**Task instructions**
1) In the piece on theatre ticket pricing, what do theatre owners Ambassador (ATG) want to do with a group of seats?
2) Quote the piece on theatre ticket pricing word for word, from "Theatre seats are" up to and including "the ‘premium’ area.".

**Extracted text**
You take two tins of baked beans from a supermarket shelf. You pay for your shopping, then realise you need another tin. You return to the shelf, and find the price has gone up because the supermarket recognised baked beans as popular right now.

You’d be at the customer services desk to complain within moments… yet when you buy your airline ticket, you don’t comment at all when exactly the same thing happens.

It isn’t an ‘internet’ thing either. Fifteen years ago – pre online – the travel industry did it all the time with air tickets. I know, I was there. The thing to remember is that (with a few exceptions near the bulkheads and toilets) all airline seats in a single class are the same. You pay for extra space and that is all – you get to the same place regardless.

Theatre seats are different. Some have better views than others, and are differentiated by price accordingly. The best seats are now at “premium” prices, and an article in “The Stage” newspaper (15th September 2011) suggests that theatre owners Ambassador (ATG) want to experiment with this further next year as their new reservation system goes live.

Put simply, they want to designate a group of seats at “premium” price and then reduce them if demand dictates. This has already been seen in a small way with one production at one of their venues earlier in the year, but they hope to expand it.

I’m is curious about whether this will work. At one smash hit new musical, Theatremonkey.com has already had two reports of readers asking to be moved in advance / being moved on the day by the venue to fill gaps in the ‘premium’ area.

This begs the question, “will advance bookers alter their habits once word gets out?” We already know that consumers play ‘chicken’ with any retailer who has either perishable stock like holidays to sell, or deadlines like Christmas Day to shift merchandise. Whoever blinks first suffers – and it seems to be the seller more often than not.

It might surprise people to know that the amount of cash in the advance sales box office is pretty vital to a producer. They can’t actually touch it until an agreed point after the performance date, but it accumulates interest (whether for producer or box office operator provides some amusing court cases) but it does provide ‘security’ for advance planning – and enhances producers’ credibility when they begin work on their next project.

**Source material**
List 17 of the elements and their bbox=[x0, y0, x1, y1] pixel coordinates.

**The responses**
1) They want to designate the seats at a "premium" price and then reduce it if demand dictates.

2)
Theatre seats are different. Some have better views than others, and are differentiated by price accordingly. The best seats are now at “premium” prices, and an article in “The Stage” newspaper (15th September 2011) suggests that theatre owners Ambassador (ATG) want to experiment with this further next year as their new reservation system goes live.

Put simply, they want to designate a group of seats at “premium” price and then reduce them if demand dictates. This has already been seen in a small way with one production at one of their venues earlier in the year, but they hope to expand it.

I’m is curious about whether this will work. At one smash hit new musical, Theatremonkey.com has already had two reports of readers asking to be moved in advance / being moved on the day by the venue to fill gaps in the ‘premium’ area.